● Exercise
In the entries below, count every line containing "pools". Reply with the number alone.

● Supplied material
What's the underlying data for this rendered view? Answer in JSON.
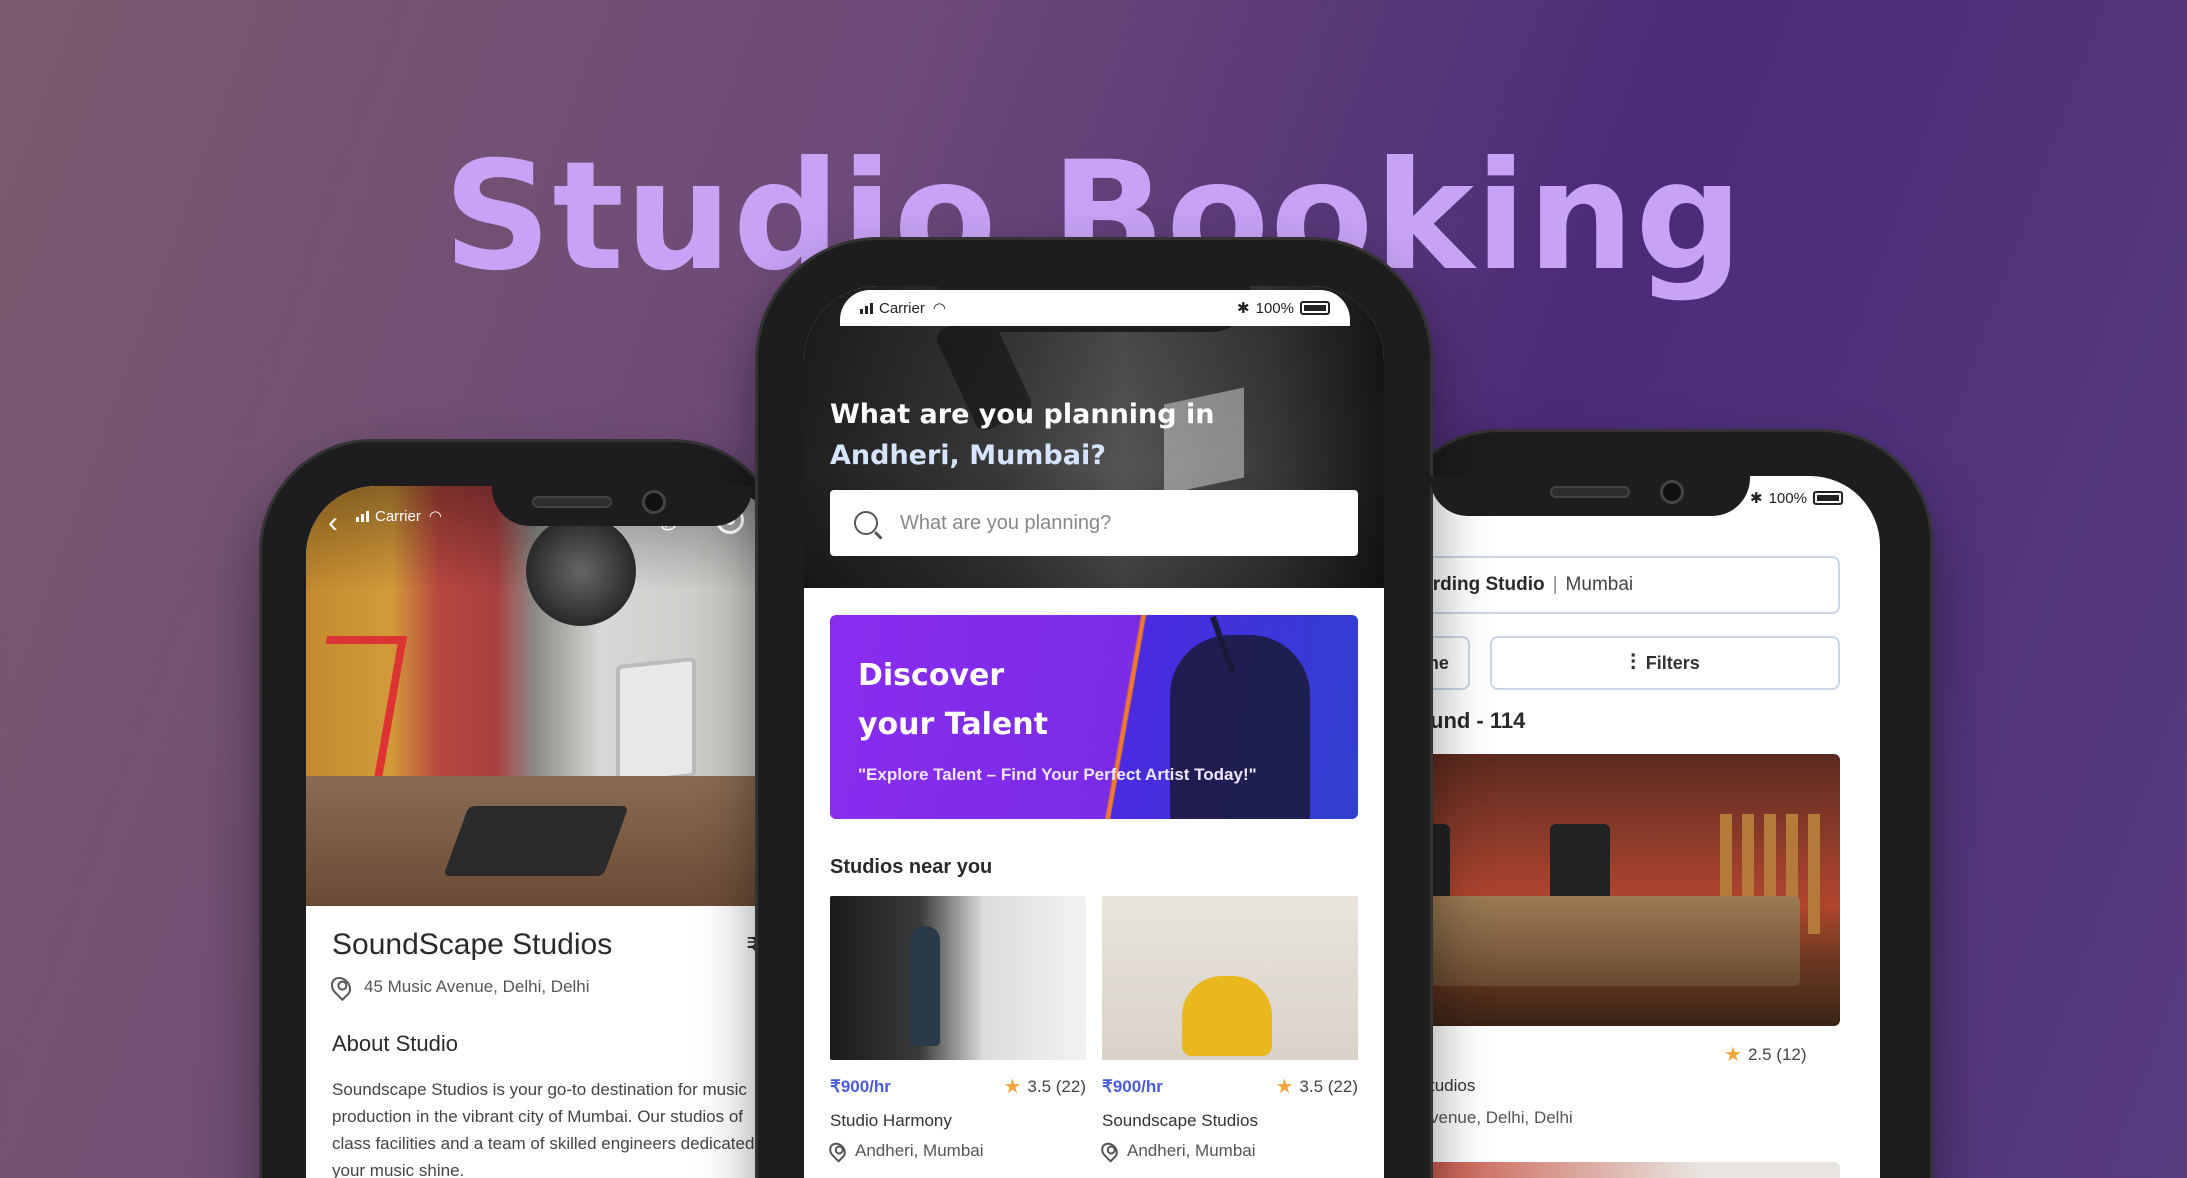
{
  "hero": {
    "title": "Studio Booking"
  },
  "colors": {
    "accent": "#c8a2f5",
    "price": "#4a5bd8",
    "star": "#f2a53a",
    "banner": "#8a2cf0"
  },
  "left_phone": {
    "status": {
      "carrier": "Carrier"
    },
    "icons": {
      "back": "back-arrow-icon",
      "call": "phone-icon",
      "whatsapp": "whatsapp-icon"
    },
    "studio_name": "SoundScape Studios",
    "price_partial": "₹",
    "address": "45 Music Avenue, Delhi, Delhi",
    "about_heading": "About Studio",
    "about_text": "Soundscape Studios is your go-to destination for music production in the vibrant city of Mumbai. Our studios of class facilities and a team of skilled engineers dedicated your music shine."
  },
  "center_phone": {
    "status": {
      "carrier": "Carrier",
      "battery": "100%"
    },
    "heading_line1": "What are you planning in",
    "heading_location": "Andheri, Mumbai?",
    "search": {
      "placeholder": "What are you planning?"
    },
    "banner": {
      "title_line1": "Discover",
      "title_line2": "your Talent",
      "subtitle": "\"Explore Talent – Find Your Perfect Artist Today!\""
    },
    "section_title": "Studios near you",
    "studios": [
      {
        "price": "₹900/hr",
        "rating": "3.5 (22)",
        "name": "Studio Harmony",
        "location": "Andheri, Mumbai"
      },
      {
        "price": "₹900/hr",
        "rating": "3.5 (22)",
        "name": "Soundscape Studios",
        "location": "Andheri, Mumbai"
      }
    ]
  },
  "right_phone": {
    "status": {
      "battery": "100%"
    },
    "search": {
      "category": "ecording Studio",
      "separator": "|",
      "city": "Mumbai"
    },
    "time_button": "d Time",
    "filters_button": "Filters",
    "results_count": "und - 114",
    "result": {
      "rating": "2.5 (12)",
      "name": "tudios",
      "address": "venue, Delhi, Delhi"
    }
  }
}
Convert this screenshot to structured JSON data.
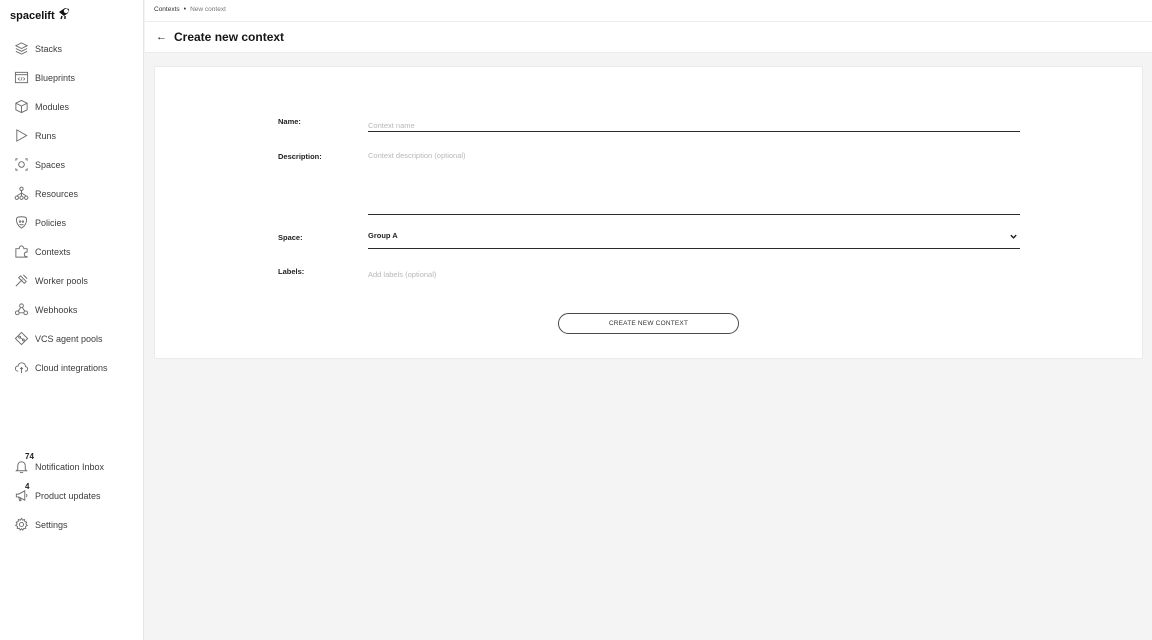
{
  "app": {
    "logo_text": "spacelift"
  },
  "sidebar": {
    "items": [
      {
        "label": "Stacks",
        "icon": "stacks-icon"
      },
      {
        "label": "Blueprints",
        "icon": "blueprints-icon"
      },
      {
        "label": "Modules",
        "icon": "modules-icon"
      },
      {
        "label": "Runs",
        "icon": "runs-icon"
      },
      {
        "label": "Spaces",
        "icon": "spaces-icon"
      },
      {
        "label": "Resources",
        "icon": "resources-icon"
      },
      {
        "label": "Policies",
        "icon": "policies-icon"
      },
      {
        "label": "Contexts",
        "icon": "contexts-icon"
      },
      {
        "label": "Worker pools",
        "icon": "worker-pools-icon"
      },
      {
        "label": "Webhooks",
        "icon": "webhooks-icon"
      },
      {
        "label": "VCS agent pools",
        "icon": "vcs-agent-pools-icon"
      },
      {
        "label": "Cloud integrations",
        "icon": "cloud-integrations-icon"
      }
    ],
    "bottom": [
      {
        "label": "Notification Inbox",
        "badge": "74",
        "icon": "bell-icon"
      },
      {
        "label": "Product updates",
        "badge": "4",
        "icon": "megaphone-icon"
      },
      {
        "label": "Settings",
        "icon": "gear-icon"
      }
    ]
  },
  "breadcrumb": {
    "parent": "Contexts",
    "separator": "•",
    "current": "New context"
  },
  "header": {
    "title": "Create new context",
    "back_icon": "←"
  },
  "form": {
    "name_label": "Name:",
    "name_placeholder": "Context name",
    "name_value": "",
    "description_label": "Description:",
    "description_placeholder": "Context description (optional)",
    "description_value": "",
    "space_label": "Space:",
    "space_value": "Group A",
    "labels_label": "Labels:",
    "labels_placeholder": "Add labels (optional)",
    "submit_label": "CREATE NEW CONTEXT"
  },
  "colors": {
    "background": "#f4f4f4",
    "surface": "#ffffff",
    "text": "#1f1f1f",
    "muted": "#b3b3b3"
  }
}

● Reply to the task
4